_EXERCISE PROMPT_:
Count the lines in the data below where the string "text" occurs, please, and give the number alone.

_RECORDS TO PROCESS_:
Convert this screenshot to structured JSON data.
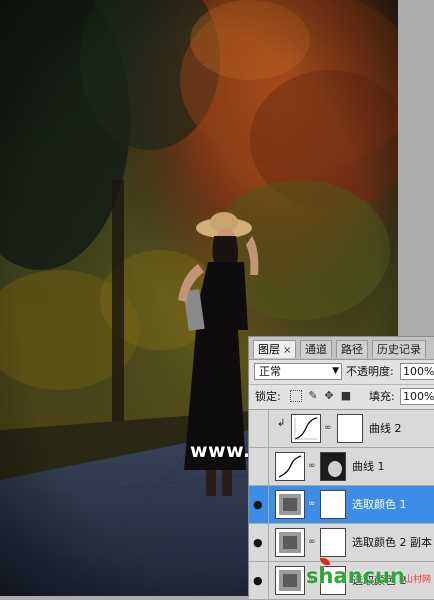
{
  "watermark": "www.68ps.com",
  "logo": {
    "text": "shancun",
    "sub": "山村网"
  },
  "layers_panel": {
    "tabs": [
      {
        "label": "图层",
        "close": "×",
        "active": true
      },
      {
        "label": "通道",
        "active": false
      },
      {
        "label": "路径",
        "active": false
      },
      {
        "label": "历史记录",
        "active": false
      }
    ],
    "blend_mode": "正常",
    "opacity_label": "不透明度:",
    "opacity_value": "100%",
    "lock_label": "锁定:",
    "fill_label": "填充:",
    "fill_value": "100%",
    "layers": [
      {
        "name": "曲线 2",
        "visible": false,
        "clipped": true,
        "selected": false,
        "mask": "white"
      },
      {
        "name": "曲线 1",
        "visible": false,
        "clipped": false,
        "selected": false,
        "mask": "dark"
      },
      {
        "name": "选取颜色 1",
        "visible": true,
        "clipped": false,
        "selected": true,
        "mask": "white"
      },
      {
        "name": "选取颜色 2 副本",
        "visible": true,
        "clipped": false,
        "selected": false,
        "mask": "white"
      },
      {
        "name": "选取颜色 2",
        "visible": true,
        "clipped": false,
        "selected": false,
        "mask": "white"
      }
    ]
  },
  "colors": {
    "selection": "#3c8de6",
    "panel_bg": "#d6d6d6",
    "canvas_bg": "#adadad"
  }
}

* * *

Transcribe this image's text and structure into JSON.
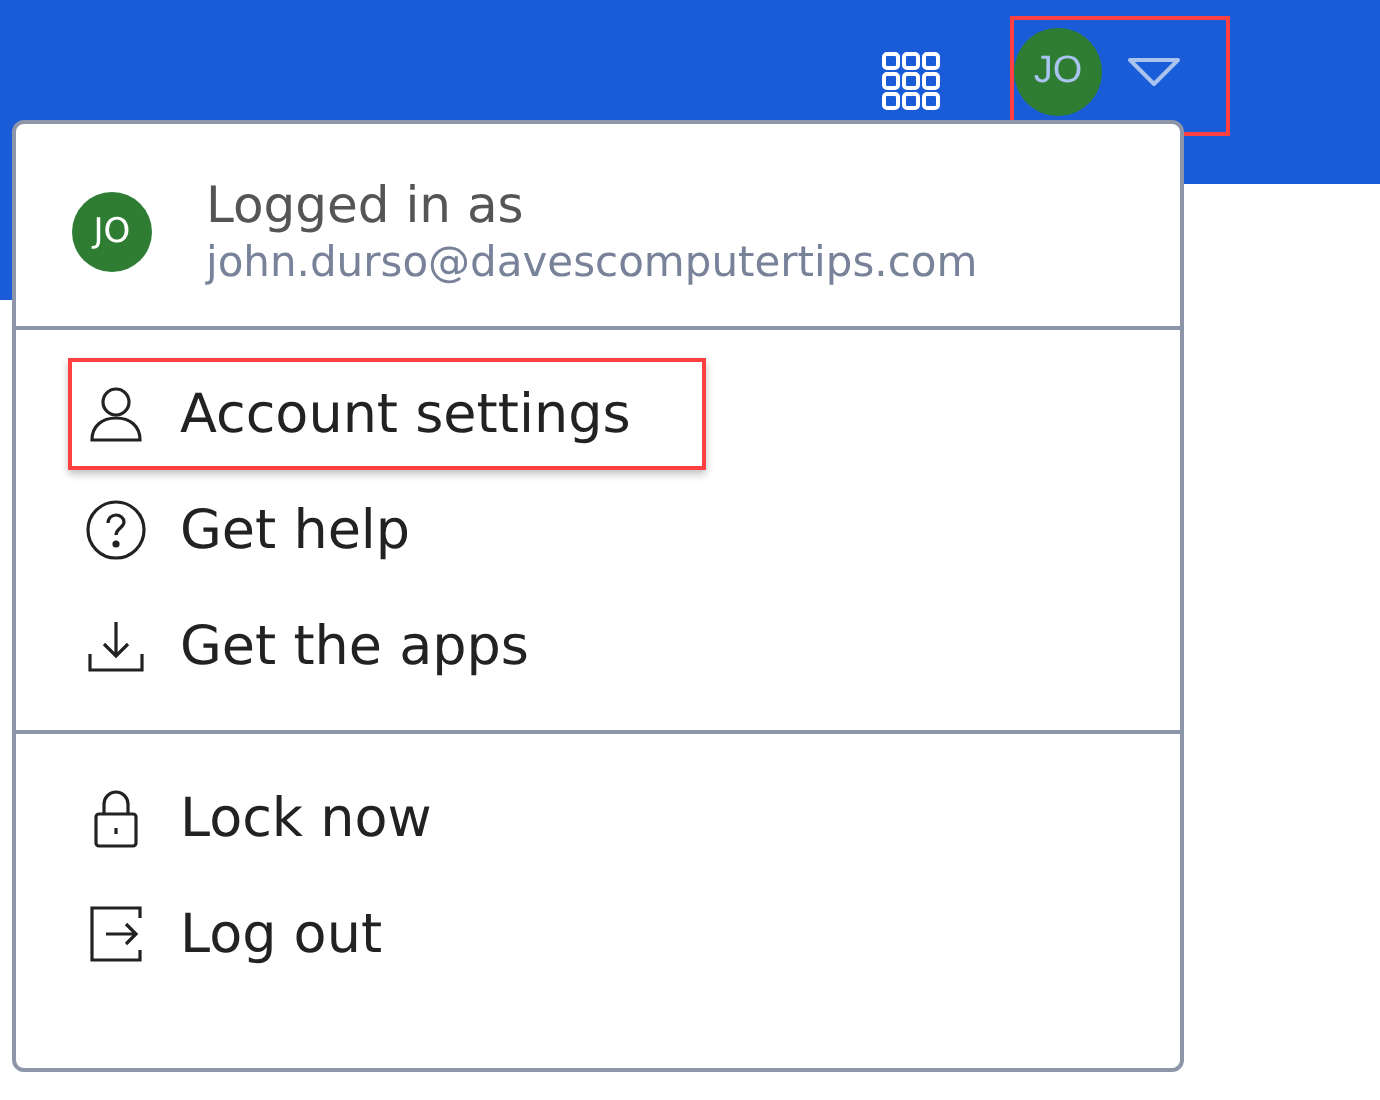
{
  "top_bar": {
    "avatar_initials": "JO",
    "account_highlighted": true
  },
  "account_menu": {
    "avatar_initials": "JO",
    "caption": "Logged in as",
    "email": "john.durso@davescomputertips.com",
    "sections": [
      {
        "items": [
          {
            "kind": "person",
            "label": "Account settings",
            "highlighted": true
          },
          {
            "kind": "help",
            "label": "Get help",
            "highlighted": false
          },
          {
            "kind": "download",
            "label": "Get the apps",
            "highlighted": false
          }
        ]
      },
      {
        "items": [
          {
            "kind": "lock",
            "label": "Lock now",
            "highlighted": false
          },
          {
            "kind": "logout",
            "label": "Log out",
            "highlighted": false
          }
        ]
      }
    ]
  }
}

_IN RESPONSE_:
2